#### Exercise instructions:
Output all lines exactly.

[Dataset entries]
#####

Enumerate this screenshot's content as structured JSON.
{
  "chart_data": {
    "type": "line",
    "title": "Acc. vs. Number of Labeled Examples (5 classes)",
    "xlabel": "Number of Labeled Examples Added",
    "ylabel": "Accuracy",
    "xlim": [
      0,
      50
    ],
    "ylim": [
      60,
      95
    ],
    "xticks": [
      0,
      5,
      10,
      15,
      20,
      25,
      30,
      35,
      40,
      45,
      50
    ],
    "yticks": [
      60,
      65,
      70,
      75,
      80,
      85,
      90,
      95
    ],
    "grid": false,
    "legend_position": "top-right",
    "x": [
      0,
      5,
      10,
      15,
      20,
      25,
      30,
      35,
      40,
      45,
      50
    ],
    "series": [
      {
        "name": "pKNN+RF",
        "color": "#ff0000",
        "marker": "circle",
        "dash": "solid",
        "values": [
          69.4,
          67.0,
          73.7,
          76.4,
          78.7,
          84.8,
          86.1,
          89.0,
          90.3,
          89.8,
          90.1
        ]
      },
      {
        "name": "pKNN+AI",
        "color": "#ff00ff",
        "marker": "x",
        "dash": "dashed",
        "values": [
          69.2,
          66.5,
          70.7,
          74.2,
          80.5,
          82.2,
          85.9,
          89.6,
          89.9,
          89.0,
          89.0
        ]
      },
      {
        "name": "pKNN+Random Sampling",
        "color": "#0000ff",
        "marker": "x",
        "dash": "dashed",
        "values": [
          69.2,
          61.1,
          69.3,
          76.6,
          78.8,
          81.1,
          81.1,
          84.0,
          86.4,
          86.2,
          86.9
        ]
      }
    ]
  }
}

#####

#### Solution:
Enumerate this screenshot's content as structured JSON.
{
  "chart_data": {
    "type": "line",
    "title": "Acc. vs. Number of Labeled Examples (5 classes)",
    "xlabel": "Number of Labeled Examples Added",
    "ylabel": "Accuracy",
    "xlim": [
      0,
      50
    ],
    "ylim": [
      60,
      95
    ],
    "xticks": [
      0,
      5,
      10,
      15,
      20,
      25,
      30,
      35,
      40,
      45,
      50
    ],
    "yticks": [
      60,
      65,
      70,
      75,
      80,
      85,
      90,
      95
    ],
    "grid": false,
    "legend_position": "top-right",
    "x": [
      0,
      5,
      10,
      15,
      20,
      25,
      30,
      35,
      40,
      45,
      50
    ],
    "series": [
      {
        "name": "pKNN+RF",
        "color": "#ff0000",
        "marker": "circle",
        "dash": "solid",
        "values": [
          69.4,
          67.0,
          73.7,
          76.4,
          78.7,
          84.8,
          86.1,
          89.0,
          90.3,
          89.8,
          90.1
        ]
      },
      {
        "name": "pKNN+AI",
        "color": "#ff00ff",
        "marker": "x",
        "dash": "dashed",
        "values": [
          69.2,
          66.5,
          70.7,
          74.2,
          80.5,
          82.2,
          85.9,
          89.6,
          89.9,
          89.0,
          89.0
        ]
      },
      {
        "name": "pKNN+Random Sampling",
        "color": "#0000ff",
        "marker": "x",
        "dash": "dashed",
        "values": [
          69.2,
          61.1,
          69.3,
          76.6,
          78.8,
          81.1,
          81.1,
          84.0,
          86.4,
          86.2,
          86.9
        ]
      }
    ]
  }
}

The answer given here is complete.